-- begin --

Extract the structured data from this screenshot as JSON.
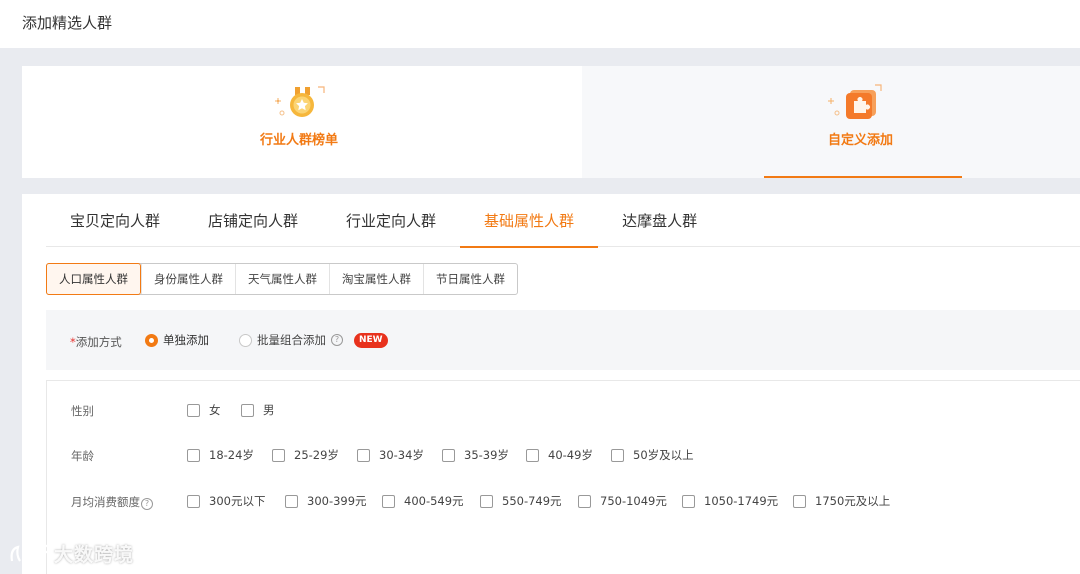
{
  "page": {
    "title": "添加精选人群"
  },
  "cards": [
    {
      "label": "行业人群榜单",
      "icon": "medal-icon"
    },
    {
      "label": "自定义添加",
      "icon": "puzzle-icon"
    }
  ],
  "tabs": [
    {
      "label": "宝贝定向人群"
    },
    {
      "label": "店铺定向人群"
    },
    {
      "label": "行业定向人群"
    },
    {
      "label": "基础属性人群"
    },
    {
      "label": "达摩盘人群"
    }
  ],
  "subtabs": [
    {
      "label": "人口属性人群"
    },
    {
      "label": "身份属性人群"
    },
    {
      "label": "天气属性人群"
    },
    {
      "label": "淘宝属性人群"
    },
    {
      "label": "节日属性人群"
    }
  ],
  "method": {
    "required_mark": "*",
    "label": "添加方式",
    "options": [
      {
        "label": "单独添加",
        "selected": true
      },
      {
        "label": "批量组合添加",
        "selected": false
      }
    ],
    "help_icon": "question-circle-icon",
    "badge": "NEW"
  },
  "attributes": [
    {
      "label": "性别",
      "options": [
        "女",
        "男"
      ]
    },
    {
      "label": "年龄",
      "options": [
        "18-24岁",
        "25-29岁",
        "30-34岁",
        "35-39岁",
        "40-49岁",
        "50岁及以上"
      ]
    },
    {
      "label": "月均消费额度",
      "options": [
        "300元以下",
        "300-399元",
        "400-549元",
        "550-749元",
        "750-1049元",
        "1050-1749元",
        "1750元及以上"
      ]
    }
  ],
  "watermark": {
    "text": "大数跨境"
  },
  "colors": {
    "accent": "#f27a14",
    "badge": "#e8321d",
    "page_bg": "#e9ebf0"
  }
}
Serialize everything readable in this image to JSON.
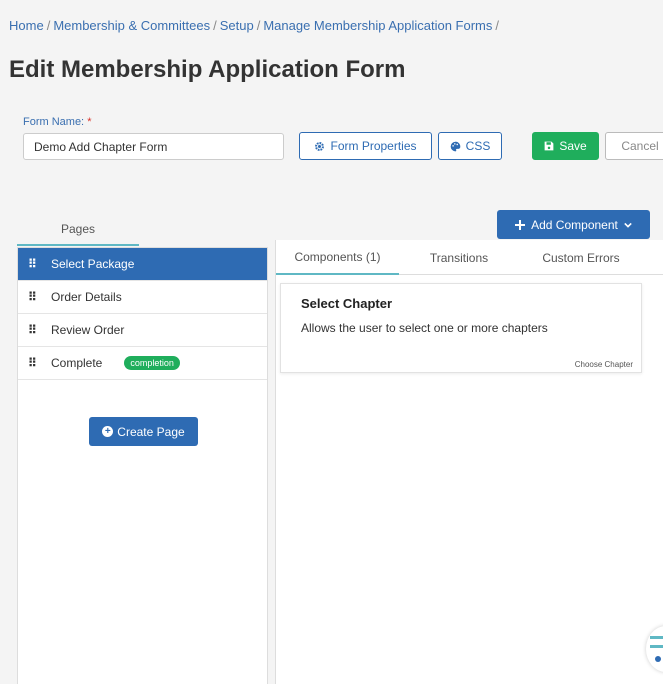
{
  "breadcrumb": [
    "Home",
    "Membership & Committees",
    "Setup",
    "Manage Membership Application Forms"
  ],
  "page_title": "Edit Membership Application Form",
  "form": {
    "name_label": "Form Name:",
    "required_mark": "*",
    "name_value": "Demo Add Chapter Form"
  },
  "toolbar": {
    "form_properties": "Form Properties",
    "css": "CSS",
    "save": "Save",
    "cancel": "Cancel",
    "add_component": "Add Component"
  },
  "left": {
    "tab": "Pages",
    "pages": [
      {
        "label": "Select Package",
        "active": true
      },
      {
        "label": "Order Details"
      },
      {
        "label": "Review Order"
      },
      {
        "label": "Complete",
        "badge": "completion"
      }
    ],
    "create_page": "Create Page"
  },
  "right": {
    "tabs": [
      "Components (1)",
      "Transitions",
      "Custom Errors"
    ],
    "component": {
      "title": "Select Chapter",
      "description": "Allows the user to select one or more chapters",
      "type": "Choose Chapter"
    }
  },
  "icons": {
    "form_properties": "gear-icon",
    "css": "palette-icon",
    "save": "floppy-disk-icon",
    "add_component": "plus-icon",
    "add_component_caret": "chevron-down-icon",
    "create_page": "plus-circle-icon",
    "drag": "drag-handle-icon",
    "help": "help-widget-icon"
  },
  "colors": {
    "primary": "#2e6bb3",
    "success": "#1fae5c",
    "accent": "#5fb8c4"
  }
}
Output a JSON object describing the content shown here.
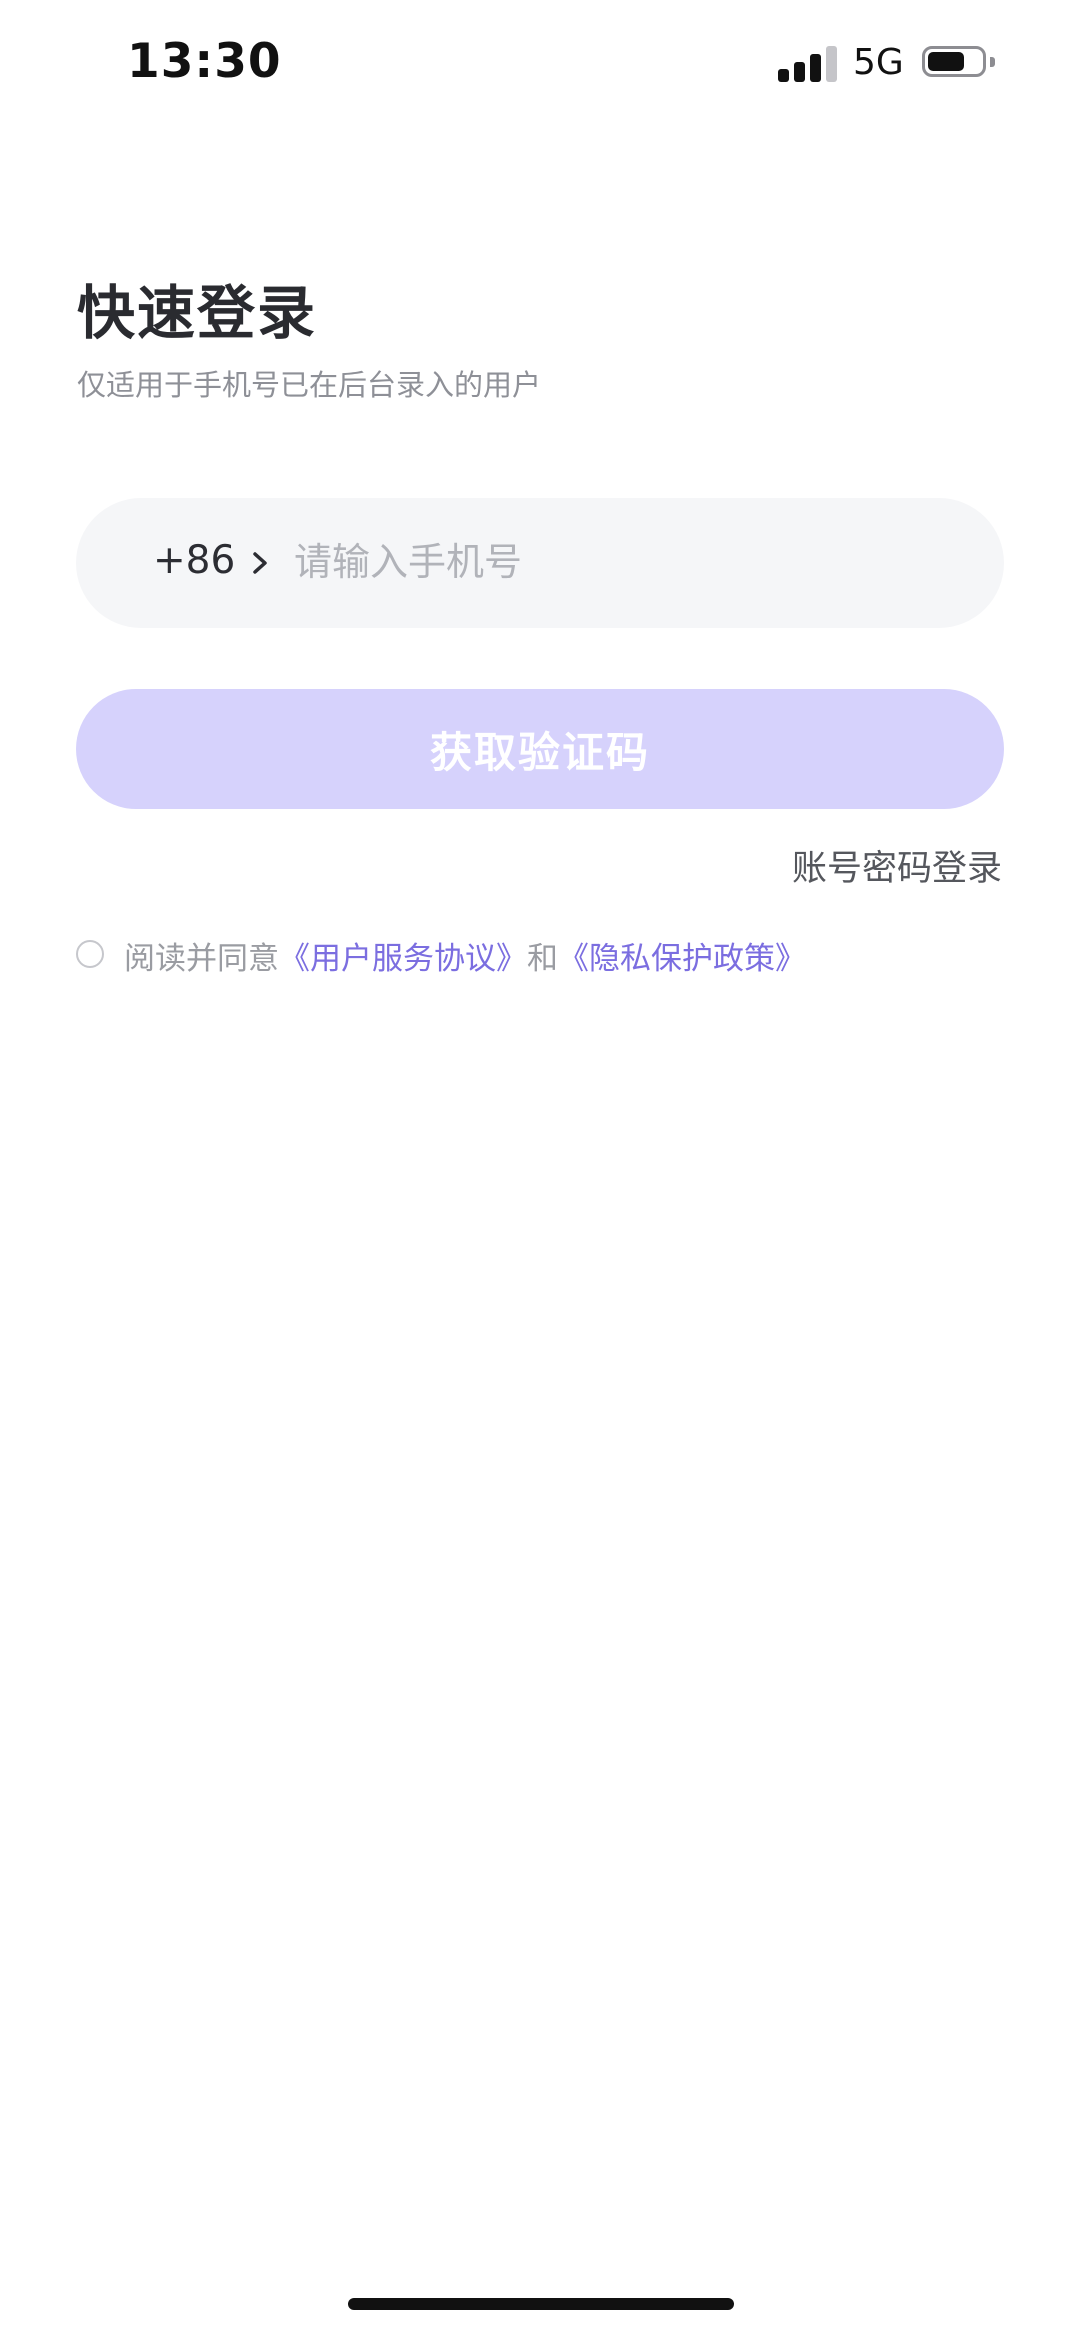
{
  "status_bar": {
    "time": "13:30",
    "network": "5G",
    "icons": [
      "signal-icon",
      "battery-icon"
    ]
  },
  "page": {
    "title": "快速登录",
    "subtitle": "仅适用于手机号已在后台录入的用户"
  },
  "phone_field": {
    "country_code": "+86",
    "placeholder": "请输入手机号",
    "value": "",
    "icon": "chevron-right-icon"
  },
  "primary_button": {
    "label": "获取验证码",
    "state": "disabled"
  },
  "account_login_label": "账号密码登录",
  "agreement": {
    "prefix": "阅读并同意",
    "user_agreement": "《用户服务协议》",
    "conjunction": "和",
    "privacy_policy": "《隐私保护政策》",
    "checked": false
  },
  "colors": {
    "accent": "#7b6ee0",
    "button_disabled": "#d6d2fc",
    "field_background": "#f5f6f8",
    "title_text": "#2a2b30",
    "muted_text": "#8e9097"
  }
}
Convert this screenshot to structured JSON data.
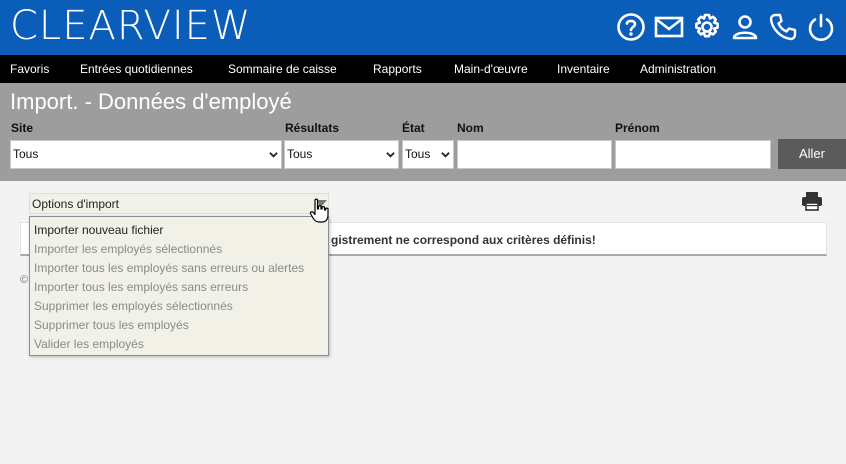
{
  "brand": {
    "logo_text": "CLEARVIEW",
    "header_color": "#0a5db8"
  },
  "header_icons": [
    "help-icon",
    "mail-icon",
    "settings-icon",
    "user-icon",
    "phone-icon",
    "power-icon"
  ],
  "menu": [
    "Favoris",
    "Entrées quotidiennes",
    "Sommaire de caisse",
    "Rapports",
    "Main-d'œuvre",
    "Inventaire",
    "Administration"
  ],
  "page": {
    "title": "Import. - Données d'employé"
  },
  "filters": {
    "site": {
      "label": "Site",
      "value": "Tous"
    },
    "resultats": {
      "label": "Résultats",
      "value": "Tous"
    },
    "etat": {
      "label": "État",
      "value": "Tous"
    },
    "nom": {
      "label": "Nom",
      "value": ""
    },
    "prenom": {
      "label": "Prénom",
      "value": ""
    },
    "go_label": "Aller"
  },
  "import_options": {
    "label": "Options d'import",
    "items": [
      {
        "label": "Importer nouveau fichier",
        "enabled": true
      },
      {
        "label": "Importer les employés sélectionnés",
        "enabled": false
      },
      {
        "label": "Importer tous les employés sans erreurs ou alertes",
        "enabled": false
      },
      {
        "label": "Importer tous les employés sans erreurs",
        "enabled": false
      },
      {
        "label": "Supprimer les employés sélectionnés",
        "enabled": false
      },
      {
        "label": "Supprimer tous les employés",
        "enabled": false
      },
      {
        "label": "Valider les employés",
        "enabled": false
      }
    ]
  },
  "results": {
    "message": "gistrement ne correspond aux critères définis!"
  },
  "footer": {
    "copyright_glyph": "©"
  }
}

-- end --

*Problem details:* Pictures appear in the records above. Output everything except them, exactly.

*Solution to this problem:*
Extract the structured data from this screenshot as JSON.
{
  "page": {
    "title": "添加精选人群"
  },
  "cards": [
    {
      "label": "行业人群榜单",
      "icon": "medal-icon"
    },
    {
      "label": "自定义添加",
      "icon": "puzzle-icon"
    }
  ],
  "tabs": [
    {
      "label": "宝贝定向人群"
    },
    {
      "label": "店铺定向人群"
    },
    {
      "label": "行业定向人群"
    },
    {
      "label": "基础属性人群"
    },
    {
      "label": "达摩盘人群"
    }
  ],
  "subtabs": [
    {
      "label": "人口属性人群"
    },
    {
      "label": "身份属性人群"
    },
    {
      "label": "天气属性人群"
    },
    {
      "label": "淘宝属性人群"
    },
    {
      "label": "节日属性人群"
    }
  ],
  "method": {
    "required_mark": "*",
    "label": "添加方式",
    "options": [
      {
        "label": "单独添加",
        "selected": true
      },
      {
        "label": "批量组合添加",
        "selected": false
      }
    ],
    "help_icon": "question-circle-icon",
    "badge": "NEW"
  },
  "attributes": [
    {
      "label": "性别",
      "options": [
        "女",
        "男"
      ]
    },
    {
      "label": "年龄",
      "options": [
        "18-24岁",
        "25-29岁",
        "30-34岁",
        "35-39岁",
        "40-49岁",
        "50岁及以上"
      ]
    },
    {
      "label": "月均消费额度",
      "options": [
        "300元以下",
        "300-399元",
        "400-549元",
        "550-749元",
        "750-1049元",
        "1050-1749元",
        "1750元及以上"
      ]
    }
  ],
  "watermark": {
    "text": "大数跨境"
  },
  "colors": {
    "accent": "#f27a14",
    "badge": "#e8321d",
    "page_bg": "#e9ebf0"
  }
}
Serialize everything readable in this image to JSON.
{
  "breadcrumb": [
    "Home",
    "Membership & Committees",
    "Setup",
    "Manage Membership Application Forms"
  ],
  "page_title": "Edit Membership Application Form",
  "form": {
    "name_label": "Form Name:",
    "required_mark": "*",
    "name_value": "Demo Add Chapter Form"
  },
  "toolbar": {
    "form_properties": "Form Properties",
    "css": "CSS",
    "save": "Save",
    "cancel": "Cancel",
    "add_component": "Add Component"
  },
  "left": {
    "tab": "Pages",
    "pages": [
      {
        "label": "Select Package",
        "active": true
      },
      {
        "label": "Order Details"
      },
      {
        "label": "Review Order"
      },
      {
        "label": "Complete",
        "badge": "completion"
      }
    ],
    "create_page": "Create Page"
  },
  "right": {
    "tabs": [
      "Components (1)",
      "Transitions",
      "Custom Errors"
    ],
    "component": {
      "title": "Select Chapter",
      "description": "Allows the user to select one or more chapters",
      "type": "Choose Chapter"
    }
  },
  "icons": {
    "form_properties": "gear-icon",
    "css": "palette-icon",
    "save": "floppy-disk-icon",
    "add_component": "plus-icon",
    "add_component_caret": "chevron-down-icon",
    "create_page": "plus-circle-icon",
    "drag": "drag-handle-icon",
    "help": "help-widget-icon"
  },
  "colors": {
    "primary": "#2e6bb3",
    "success": "#1fae5c",
    "accent": "#5fb8c4"
  }
}
Output a JSON object describing the content shown here.
{
  "status_bar": {
    "time": "13:30",
    "network": "5G",
    "icons": [
      "signal-icon",
      "battery-icon"
    ]
  },
  "page": {
    "title": "快速登录",
    "subtitle": "仅适用于手机号已在后台录入的用户"
  },
  "phone_field": {
    "country_code": "+86",
    "placeholder": "请输入手机号",
    "value": "",
    "icon": "chevron-right-icon"
  },
  "primary_button": {
    "label": "获取验证码",
    "state": "disabled"
  },
  "account_login_label": "账号密码登录",
  "agreement": {
    "prefix": "阅读并同意",
    "user_agreement": "《用户服务协议》",
    "conjunction": "和",
    "privacy_policy": "《隐私保护政策》",
    "checked": false
  },
  "colors": {
    "accent": "#7b6ee0",
    "button_disabled": "#d6d2fc",
    "field_background": "#f5f6f8",
    "title_text": "#2a2b30",
    "muted_text": "#8e9097"
  }
}
Convert this screenshot to structured JSON data.
{
  "brand": {
    "logo_text": "CLEARVIEW",
    "header_color": "#0a5db8"
  },
  "header_icons": [
    "help-icon",
    "mail-icon",
    "settings-icon",
    "user-icon",
    "phone-icon",
    "power-icon"
  ],
  "menu": [
    "Favoris",
    "Entrées quotidiennes",
    "Sommaire de caisse",
    "Rapports",
    "Main-d'œuvre",
    "Inventaire",
    "Administration"
  ],
  "page": {
    "title": "Import. - Données d'employé"
  },
  "filters": {
    "site": {
      "label": "Site",
      "value": "Tous"
    },
    "resultats": {
      "label": "Résultats",
      "value": "Tous"
    },
    "etat": {
      "label": "État",
      "value": "Tous"
    },
    "nom": {
      "label": "Nom",
      "value": ""
    },
    "prenom": {
      "label": "Prénom",
      "value": ""
    },
    "go_label": "Aller"
  },
  "import_options": {
    "label": "Options d'import",
    "items": [
      {
        "label": "Importer nouveau fichier",
        "enabled": true
      },
      {
        "label": "Importer les employés sélectionnés",
        "enabled": false
      },
      {
        "label": "Importer tous les employés sans erreurs ou alertes",
        "enabled": false
      },
      {
        "label": "Importer tous les employés sans erreurs",
        "enabled": false
      },
      {
        "label": "Supprimer les employés sélectionnés",
        "enabled": false
      },
      {
        "label": "Supprimer tous les employés",
        "enabled": false
      },
      {
        "label": "Valider les employés",
        "enabled": false
      }
    ]
  },
  "results": {
    "message": "gistrement ne correspond aux critères définis!"
  },
  "footer": {
    "copyright_glyph": "©"
  }
}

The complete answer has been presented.